» **WORK REQUIRED**: Count every line that has the word "CBGa". Give the number, without anything more.

» **Collected data entries**:
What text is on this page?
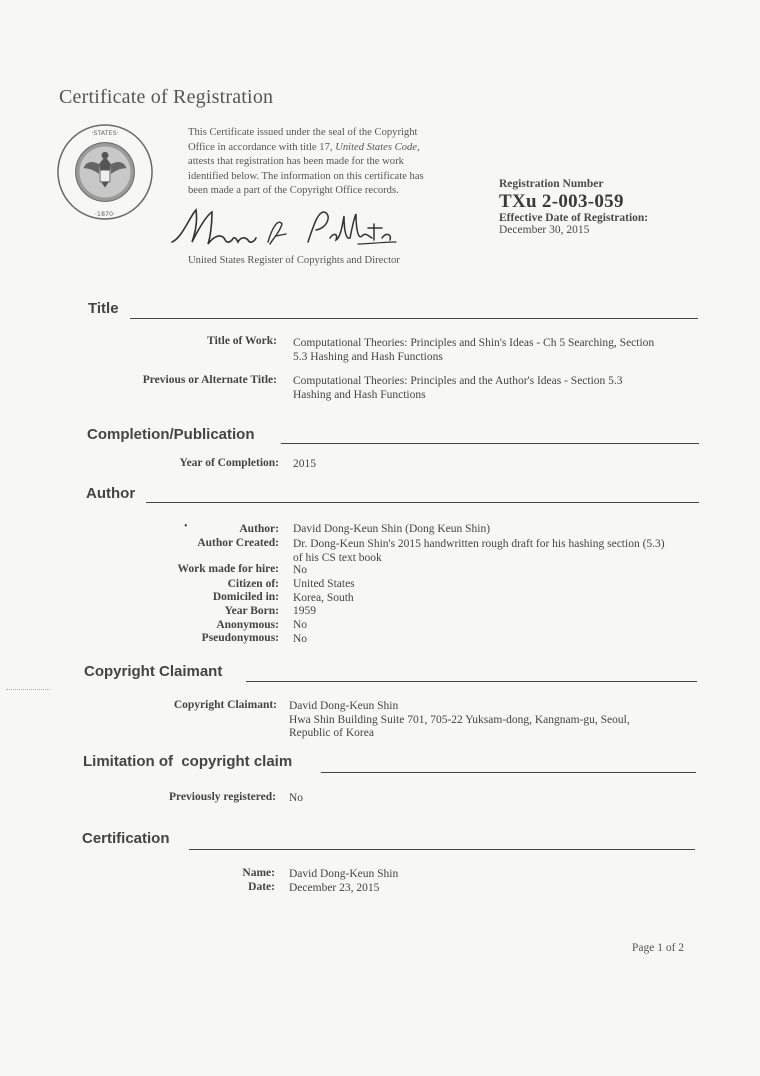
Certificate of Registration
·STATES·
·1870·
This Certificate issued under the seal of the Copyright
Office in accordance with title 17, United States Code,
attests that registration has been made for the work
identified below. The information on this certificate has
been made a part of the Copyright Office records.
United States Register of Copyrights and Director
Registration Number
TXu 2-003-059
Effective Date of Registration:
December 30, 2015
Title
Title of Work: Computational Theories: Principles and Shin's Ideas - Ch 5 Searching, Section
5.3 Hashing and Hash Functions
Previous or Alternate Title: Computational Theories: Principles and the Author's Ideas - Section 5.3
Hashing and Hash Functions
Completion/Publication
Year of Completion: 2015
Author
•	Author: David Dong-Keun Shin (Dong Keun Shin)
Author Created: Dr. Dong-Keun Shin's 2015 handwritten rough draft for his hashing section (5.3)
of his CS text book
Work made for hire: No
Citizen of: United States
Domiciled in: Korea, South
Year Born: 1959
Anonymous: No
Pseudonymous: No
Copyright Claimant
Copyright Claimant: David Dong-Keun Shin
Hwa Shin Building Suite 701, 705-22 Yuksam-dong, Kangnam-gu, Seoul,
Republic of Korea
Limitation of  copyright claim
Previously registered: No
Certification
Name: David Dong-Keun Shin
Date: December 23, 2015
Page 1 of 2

* * *

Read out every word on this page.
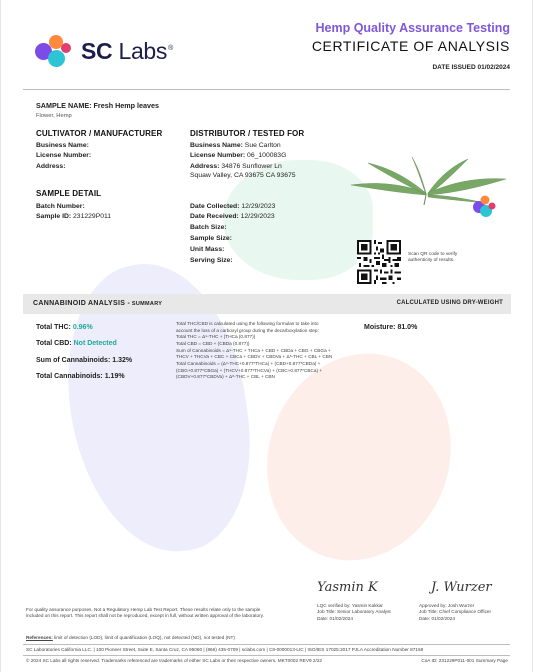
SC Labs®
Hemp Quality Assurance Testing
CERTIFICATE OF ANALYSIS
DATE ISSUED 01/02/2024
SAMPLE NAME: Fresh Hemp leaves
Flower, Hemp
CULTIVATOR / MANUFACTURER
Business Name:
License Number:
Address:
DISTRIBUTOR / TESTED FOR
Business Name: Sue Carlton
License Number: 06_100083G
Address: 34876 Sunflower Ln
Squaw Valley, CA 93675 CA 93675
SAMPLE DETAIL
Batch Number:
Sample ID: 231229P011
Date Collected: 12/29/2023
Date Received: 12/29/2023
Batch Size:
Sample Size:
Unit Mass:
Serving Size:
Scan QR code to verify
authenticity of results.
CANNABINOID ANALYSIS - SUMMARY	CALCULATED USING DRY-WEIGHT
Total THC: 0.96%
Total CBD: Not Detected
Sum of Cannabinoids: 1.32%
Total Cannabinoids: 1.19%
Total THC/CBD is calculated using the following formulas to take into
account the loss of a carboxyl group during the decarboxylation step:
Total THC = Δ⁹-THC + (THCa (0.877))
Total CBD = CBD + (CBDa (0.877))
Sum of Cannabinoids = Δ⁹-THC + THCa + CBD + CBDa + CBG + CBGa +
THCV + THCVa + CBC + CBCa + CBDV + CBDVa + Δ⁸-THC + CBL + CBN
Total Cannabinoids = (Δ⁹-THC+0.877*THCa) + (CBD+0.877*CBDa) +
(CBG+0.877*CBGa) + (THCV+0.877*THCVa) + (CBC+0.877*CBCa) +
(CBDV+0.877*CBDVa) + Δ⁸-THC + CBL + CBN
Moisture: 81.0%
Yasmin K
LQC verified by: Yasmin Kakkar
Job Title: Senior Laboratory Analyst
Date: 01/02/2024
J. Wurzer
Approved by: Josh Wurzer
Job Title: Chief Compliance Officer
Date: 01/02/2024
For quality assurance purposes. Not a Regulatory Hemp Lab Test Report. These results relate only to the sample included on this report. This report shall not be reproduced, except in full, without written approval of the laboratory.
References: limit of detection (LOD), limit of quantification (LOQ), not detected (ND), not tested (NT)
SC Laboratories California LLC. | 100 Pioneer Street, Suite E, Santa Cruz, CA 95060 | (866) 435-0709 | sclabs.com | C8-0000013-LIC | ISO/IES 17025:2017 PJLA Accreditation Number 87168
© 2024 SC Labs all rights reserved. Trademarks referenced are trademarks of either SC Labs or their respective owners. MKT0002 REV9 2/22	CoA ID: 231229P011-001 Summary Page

» **RESPONSE**: 2